§ Aim
Output all the data exactly. Pictures do not belong in the copy.

§ Data items
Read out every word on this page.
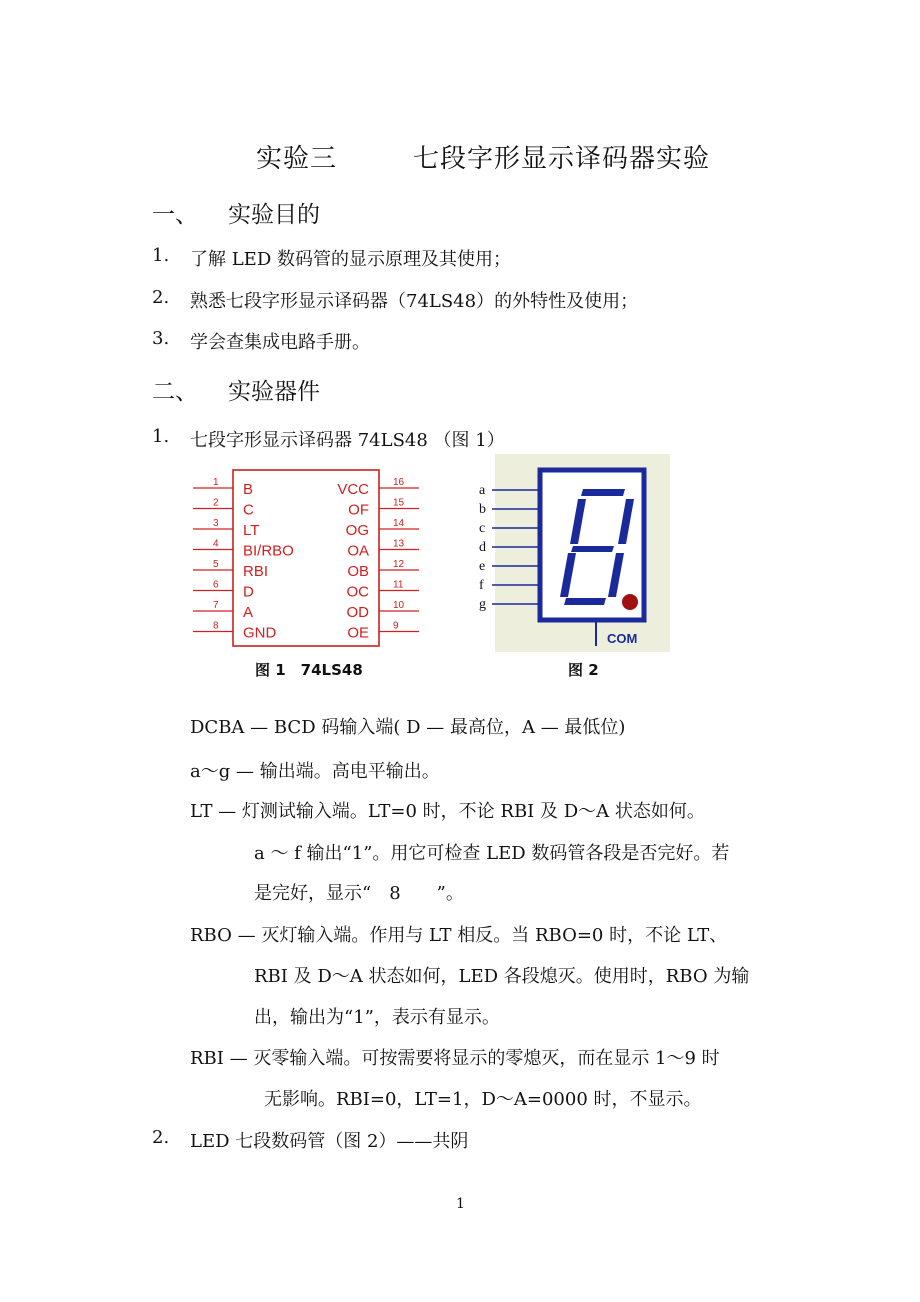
实验三	七段字形显示译码器实验
一、 实验目的
1. 了解 LED 数码管的显示原理及其使用；
2. 熟悉七段字形显示译码器（74LS48）的外特性及使用；
3. 学会查集成电路手册。
二、 实验器件
1. 七段字形显示译码器 74LS48 （图 1）
1 B
2 C
3 LT
4 BI/RBO
5 RBI
6 D
7 A
8 GND
16
VCC
15
OF
14
OG
13
OA
12
OB
11
OC
10
OD
9
OE
图 1　74LS48
a
b
c
d
e
f
g
COM
图 2
DCBA — BCD 码输入端( D — 最高位，A — 最低位)
a～g — 输出端。高电平输出。
LT — 灯测试输入端。LT=0 时，不论 RBI 及 D～A 状态如何。
a ～ f 输出“1”。用它可检查 LED 数码管各段是否完好。若
是完好，显示“　8　　”。
RBO — 灭灯输入端。作用与 LT 相反。当 RBO=0 时，不论 LT、
RBI 及 D～A 状态如何，LED 各段熄灭。使用时，RBO 为输
出，输出为“1”，表示有显示。
RBI — 灭零输入端。可按需要将显示的零熄灭，而在显示 1～9 时
无影响。RBI=0，LT=1，D～A=0000 时，不显示。
2. LED 七段数码管（图 2）——共阴
1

§ Solution for this task
Read out every word on this page.
实验三	七段字形显示译码器实验
一、 实验目的
1. 了解 LED 数码管的显示原理及其使用；
2. 熟悉七段字形显示译码器（74LS48）的外特性及使用；
3. 学会查集成电路手册。
二、 实验器件
1. 七段字形显示译码器 74LS48 （图 1）
1 B
2 C
3 LT
4 BI/RBO
5 RBI
6 D
7 A
8 GND
16
VCC
15
OF
14
OG
13
OA
12
OB
11
OC
10
OD
9
OE
图 1　74LS48
a
b
c
d
e
f
g
COM
图 2
DCBA — BCD 码输入端( D — 最高位，A — 最低位)
a～g — 输出端。高电平输出。
LT — 灯测试输入端。LT=0 时，不论 RBI 及 D～A 状态如何。
a ～ f 输出“1”。用它可检查 LED 数码管各段是否完好。若
是完好，显示“　8　　”。
RBO — 灭灯输入端。作用与 LT 相反。当 RBO=0 时，不论 LT、
RBI 及 D～A 状态如何，LED 各段熄灭。使用时，RBO 为输
出，输出为“1”，表示有显示。
RBI — 灭零输入端。可按需要将显示的零熄灭，而在显示 1～9 时
无影响。RBI=0，LT=1，D～A=0000 时，不显示。
2. LED 七段数码管（图 2）——共阴
1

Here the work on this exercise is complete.